What the exercise asks:
Count lines holding the word "growth". Only the number is wanted.

%%

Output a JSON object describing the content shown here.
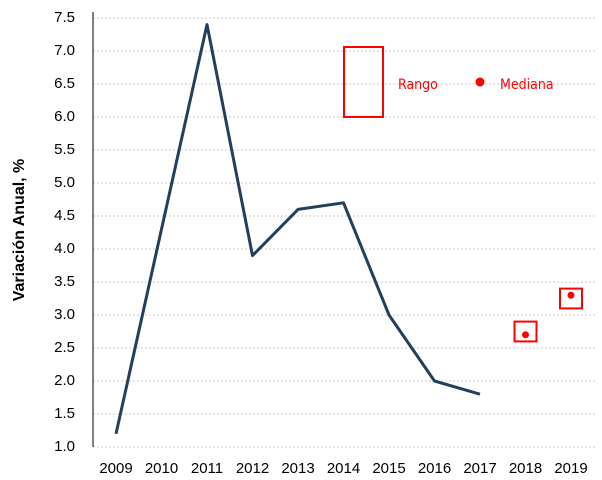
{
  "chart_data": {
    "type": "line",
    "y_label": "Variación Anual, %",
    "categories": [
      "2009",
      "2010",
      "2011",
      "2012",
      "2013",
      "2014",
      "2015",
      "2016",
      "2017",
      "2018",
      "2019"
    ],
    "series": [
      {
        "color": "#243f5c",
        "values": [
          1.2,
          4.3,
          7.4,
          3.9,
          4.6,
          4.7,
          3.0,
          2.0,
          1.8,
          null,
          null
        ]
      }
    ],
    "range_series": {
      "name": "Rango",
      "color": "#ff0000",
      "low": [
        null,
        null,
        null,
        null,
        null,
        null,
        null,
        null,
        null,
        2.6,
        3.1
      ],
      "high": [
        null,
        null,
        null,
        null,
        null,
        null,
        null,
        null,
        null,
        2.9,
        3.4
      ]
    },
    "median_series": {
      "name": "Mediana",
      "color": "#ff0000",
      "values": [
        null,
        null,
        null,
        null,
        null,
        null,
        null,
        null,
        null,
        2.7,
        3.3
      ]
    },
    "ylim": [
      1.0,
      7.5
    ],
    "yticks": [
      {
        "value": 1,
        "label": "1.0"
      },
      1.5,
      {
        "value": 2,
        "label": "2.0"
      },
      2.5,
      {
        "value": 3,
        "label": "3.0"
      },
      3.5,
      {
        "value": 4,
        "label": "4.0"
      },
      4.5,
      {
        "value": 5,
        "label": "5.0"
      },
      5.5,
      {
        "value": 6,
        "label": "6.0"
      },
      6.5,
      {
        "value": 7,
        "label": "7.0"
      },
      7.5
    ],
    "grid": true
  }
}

%%
%%

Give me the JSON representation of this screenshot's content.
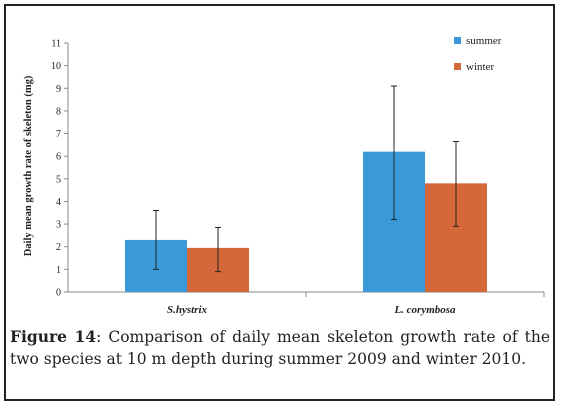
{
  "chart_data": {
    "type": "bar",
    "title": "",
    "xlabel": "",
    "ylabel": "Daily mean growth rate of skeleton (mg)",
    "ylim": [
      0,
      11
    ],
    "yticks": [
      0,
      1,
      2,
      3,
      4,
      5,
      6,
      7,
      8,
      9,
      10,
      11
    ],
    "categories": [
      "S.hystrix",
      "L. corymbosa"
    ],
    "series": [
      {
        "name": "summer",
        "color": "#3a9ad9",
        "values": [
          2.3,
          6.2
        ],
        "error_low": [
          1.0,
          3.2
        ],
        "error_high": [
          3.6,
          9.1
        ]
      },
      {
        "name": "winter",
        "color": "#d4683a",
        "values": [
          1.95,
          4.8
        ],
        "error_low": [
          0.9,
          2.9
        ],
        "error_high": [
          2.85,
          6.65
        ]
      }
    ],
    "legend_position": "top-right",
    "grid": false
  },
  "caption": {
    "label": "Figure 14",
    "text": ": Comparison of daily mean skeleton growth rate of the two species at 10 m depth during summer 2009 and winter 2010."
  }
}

%%
%%

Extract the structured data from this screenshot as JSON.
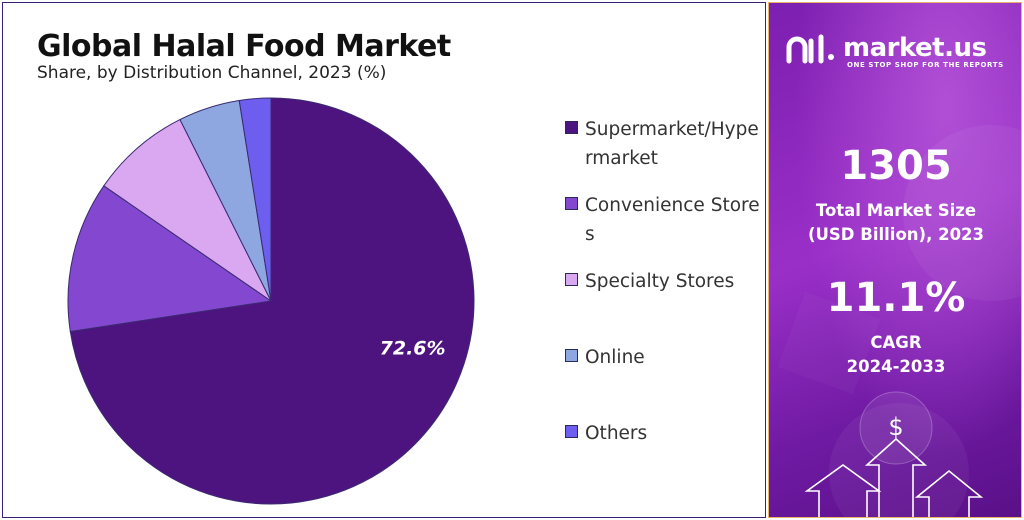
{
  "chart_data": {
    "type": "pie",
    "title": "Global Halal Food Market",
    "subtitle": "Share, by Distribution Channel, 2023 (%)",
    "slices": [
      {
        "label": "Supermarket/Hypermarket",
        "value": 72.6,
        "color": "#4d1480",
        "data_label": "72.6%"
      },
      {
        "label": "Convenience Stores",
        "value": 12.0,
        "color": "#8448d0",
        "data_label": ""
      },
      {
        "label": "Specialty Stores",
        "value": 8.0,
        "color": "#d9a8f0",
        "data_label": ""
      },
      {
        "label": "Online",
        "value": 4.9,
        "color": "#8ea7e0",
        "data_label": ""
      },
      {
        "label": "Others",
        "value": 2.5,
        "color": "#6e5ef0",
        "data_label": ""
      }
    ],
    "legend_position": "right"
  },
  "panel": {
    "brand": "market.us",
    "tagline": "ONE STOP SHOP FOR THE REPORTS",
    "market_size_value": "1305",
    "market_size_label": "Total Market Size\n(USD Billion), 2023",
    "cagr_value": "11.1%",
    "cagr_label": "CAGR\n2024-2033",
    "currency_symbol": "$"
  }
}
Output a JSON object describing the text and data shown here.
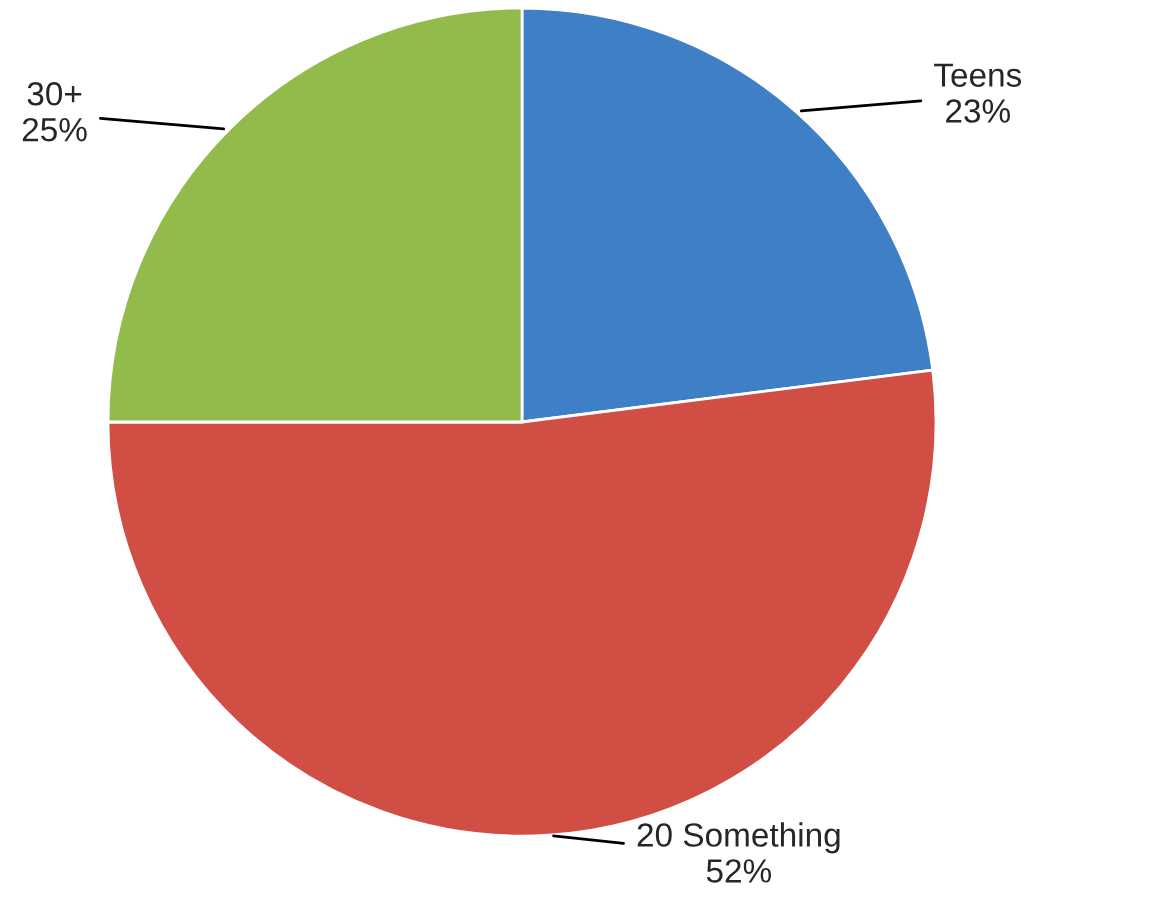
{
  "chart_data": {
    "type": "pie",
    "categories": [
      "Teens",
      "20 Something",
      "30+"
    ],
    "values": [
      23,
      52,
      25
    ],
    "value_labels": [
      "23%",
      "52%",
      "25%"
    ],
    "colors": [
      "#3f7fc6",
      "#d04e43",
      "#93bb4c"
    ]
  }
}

%%

Result of this exercise:
2